Requirement:
Give all the lines below again, exactly, with no pictures.

(Extracted data entries)
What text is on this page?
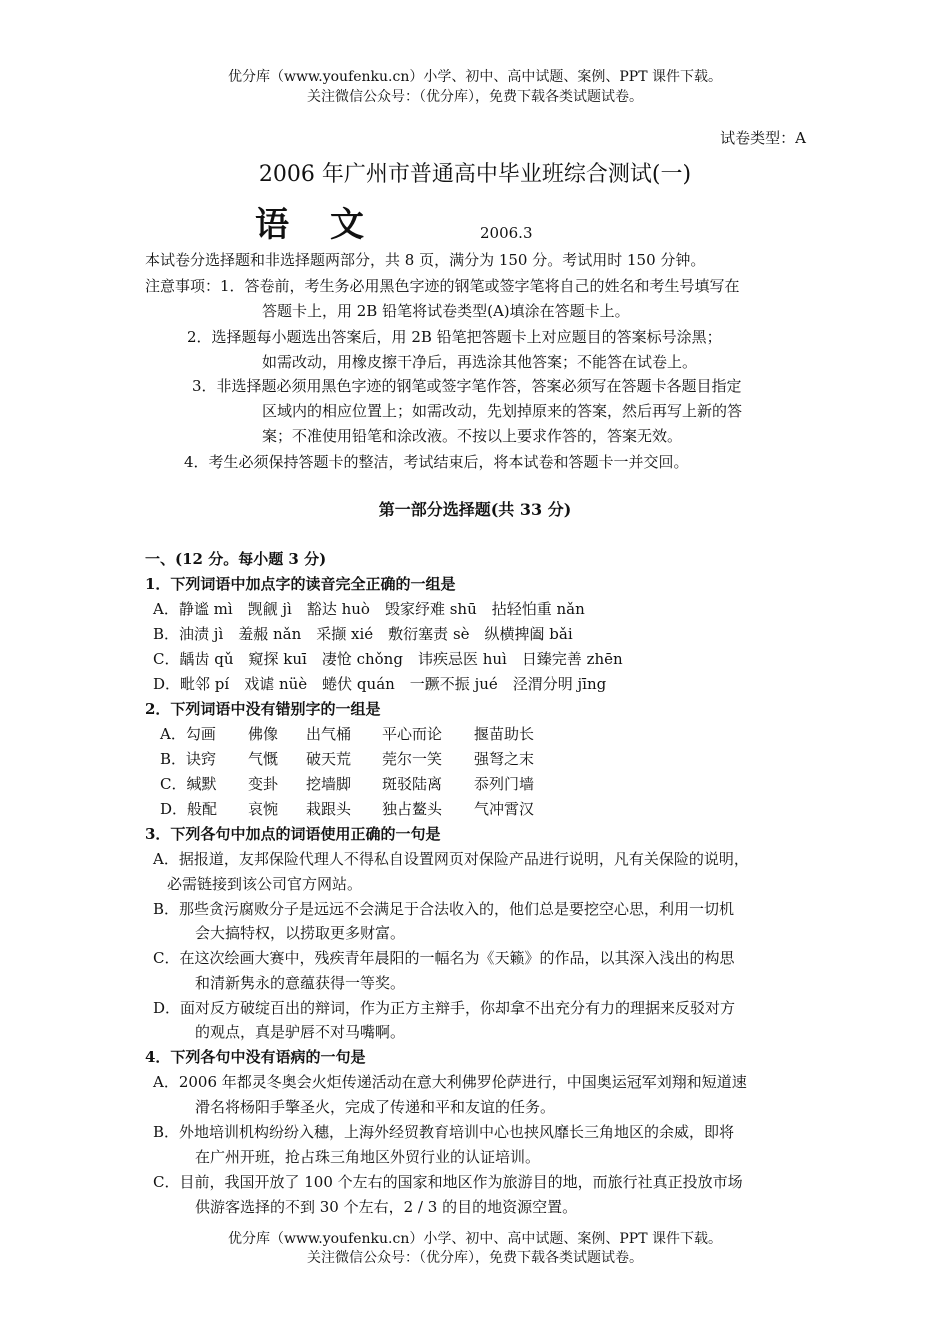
优分库（www.youfenku.cn）小学、初中、高中试题、案例、PPT 课件下载。
关注微信公众号：（优分库），免费下载各类试题试卷。
试卷类型：A
2006 年广州市普通高中毕业班综合测试(一)
语 文	2006.3
本试卷分选择题和非选择题两部分，共 8 页，满分为 150 分。考试用时 150 分钟。
注意事项：1．答卷前，考生务必用黑色字迹的钢笔或签字笔将自己的姓名和考生号填写在
答题卡上，用 2B 铅笔将试卷类型(A)填涂在答题卡上。
2．选择题每小题选出答案后，用 2B 铅笔把答题卡上对应题目的答案标号涂黑；
如需改动，用橡皮擦干净后，再选涂其他答案；不能答在试卷上。
3．非选择题必须用黑色字迹的钢笔或签字笔作答，答案必须写在答题卡各题目指定
区域内的相应位置上；如需改动，先划掉原来的答案，然后再写上新的答
案；不准使用铅笔和涂改液。不按以上要求作答的，答案无效。
4．考生必须保持答题卡的整洁，考试结束后，将本试卷和答题卡一并交回。
第一部分选择题(共 33 分)
一、(12 分。每小题 3 分)
1．下列词语中加点字的读音完全正确的一组是
A．静谧 mì　觊觎 jì　豁达 huò　毁家纾难 shū　拈轻怕重 nǎn
B．油渍 jì　羞赧 nǎn　采撷 xié　敷衍塞责 sè　纵横捭阖 bǎi
C．龋齿 qǔ　窥探 kuī　凄怆 chǒng　讳疾忌医 huì　日臻完善 zhēn
D．毗邻 pí　戏谑 nüè　蜷伏 quán　一蹶不振 jué　泾渭分明 jīng
2．下列词语中没有错别字的一组是
A．勾画 佛像 出气桶 平心而论 揠苗助长
B．诀窍 气慨 破天荒 莞尔一笑 强弩之末
C．缄默 变卦 挖墙脚 斑驳陆离 忝列门墙
D．般配 哀惋 栽跟头 独占鳌头 气冲霄汉
3．下列各句中加点的词语使用正确的一句是
A．据报道，友邦保险代理人不得私自设置网页对保险产品进行说明，凡有关保险的说明，
必需链接到该公司官方网站。
B．那些贪污腐败分子是远远不会满足于合法收入的，他们总是要挖空心思，利用一切机
会大搞特权，以捞取更多财富。
C．在这次绘画大赛中，残疾青年晨阳的一幅名为《天籁》的作品，以其深入浅出的构思
和清新隽永的意蕴获得一等奖。
D．面对反方破绽百出的辩词，作为正方主辩手，你却拿不出充分有力的理据来反驳对方
的观点，真是驴唇不对马嘴啊。
4．下列各句中没有语病的一句是
A．2006 年都灵冬奥会火炬传递活动在意大利佛罗伦萨进行，中国奥运冠军刘翔和短道速
滑名将杨阳手擎圣火，完成了传递和平和友谊的任务。
B．外地培训机构纷纷入穗，上海外经贸教育培训中心也挟风靡长三角地区的余威，即将
在广州开班，抢占珠三角地区外贸行业的认证培训。
C．目前，我国开放了 100 个左右的国家和地区作为旅游目的地，而旅行社真正投放市场
供游客选择的不到 30 个左右，2 / 3 的目的地资源空置。
优分库（www.youfenku.cn）小学、初中、高中试题、案例、PPT 课件下载。
关注微信公众号：（优分库），免费下载各类试题试卷。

Written response:
What text is on this page?
优分库（www.youfenku.cn）小学、初中、高中试题、案例、PPT 课件下载。
关注微信公众号：（优分库），免费下载各类试题试卷。
试卷类型：A
2006 年广州市普通高中毕业班综合测试(一)
语 文	2006.3
本试卷分选择题和非选择题两部分，共 8 页，满分为 150 分。考试用时 150 分钟。
注意事项：1．答卷前，考生务必用黑色字迹的钢笔或签字笔将自己的姓名和考生号填写在
答题卡上，用 2B 铅笔将试卷类型(A)填涂在答题卡上。
2．选择题每小题选出答案后，用 2B 铅笔把答题卡上对应题目的答案标号涂黑；
如需改动，用橡皮擦干净后，再选涂其他答案；不能答在试卷上。
3．非选择题必须用黑色字迹的钢笔或签字笔作答，答案必须写在答题卡各题目指定
区域内的相应位置上；如需改动，先划掉原来的答案，然后再写上新的答
案；不准使用铅笔和涂改液。不按以上要求作答的，答案无效。
4．考生必须保持答题卡的整洁，考试结束后，将本试卷和答题卡一并交回。
第一部分选择题(共 33 分)
一、(12 分。每小题 3 分)
1．下列词语中加点字的读音完全正确的一组是
A．静谧 mì　觊觎 jì　豁达 huò　毁家纾难 shū　拈轻怕重 nǎn
B．油渍 jì　羞赧 nǎn　采撷 xié　敷衍塞责 sè　纵横捭阖 bǎi
C．龋齿 qǔ　窥探 kuī　凄怆 chǒng　讳疾忌医 huì　日臻完善 zhēn
D．毗邻 pí　戏谑 nüè　蜷伏 quán　一蹶不振 jué　泾渭分明 jīng
2．下列词语中没有错别字的一组是
A．勾画 佛像 出气桶 平心而论 揠苗助长
B．诀窍 气慨 破天荒 莞尔一笑 强弩之末
C．缄默 变卦 挖墙脚 斑驳陆离 忝列门墙
D．般配 哀惋 栽跟头 独占鳌头 气冲霄汉
3．下列各句中加点的词语使用正确的一句是
A．据报道，友邦保险代理人不得私自设置网页对保险产品进行说明，凡有关保险的说明，
必需链接到该公司官方网站。
B．那些贪污腐败分子是远远不会满足于合法收入的，他们总是要挖空心思，利用一切机
会大搞特权，以捞取更多财富。
C．在这次绘画大赛中，残疾青年晨阳的一幅名为《天籁》的作品，以其深入浅出的构思
和清新隽永的意蕴获得一等奖。
D．面对反方破绽百出的辩词，作为正方主辩手，你却拿不出充分有力的理据来反驳对方
的观点，真是驴唇不对马嘴啊。
4．下列各句中没有语病的一句是
A．2006 年都灵冬奥会火炬传递活动在意大利佛罗伦萨进行，中国奥运冠军刘翔和短道速
滑名将杨阳手擎圣火，完成了传递和平和友谊的任务。
B．外地培训机构纷纷入穗，上海外经贸教育培训中心也挟风靡长三角地区的余威，即将
在广州开班，抢占珠三角地区外贸行业的认证培训。
C．目前，我国开放了 100 个左右的国家和地区作为旅游目的地，而旅行社真正投放市场
供游客选择的不到 30 个左右，2 / 3 的目的地资源空置。
优分库（www.youfenku.cn）小学、初中、高中试题、案例、PPT 课件下载。
关注微信公众号：（优分库），免费下载各类试题试卷。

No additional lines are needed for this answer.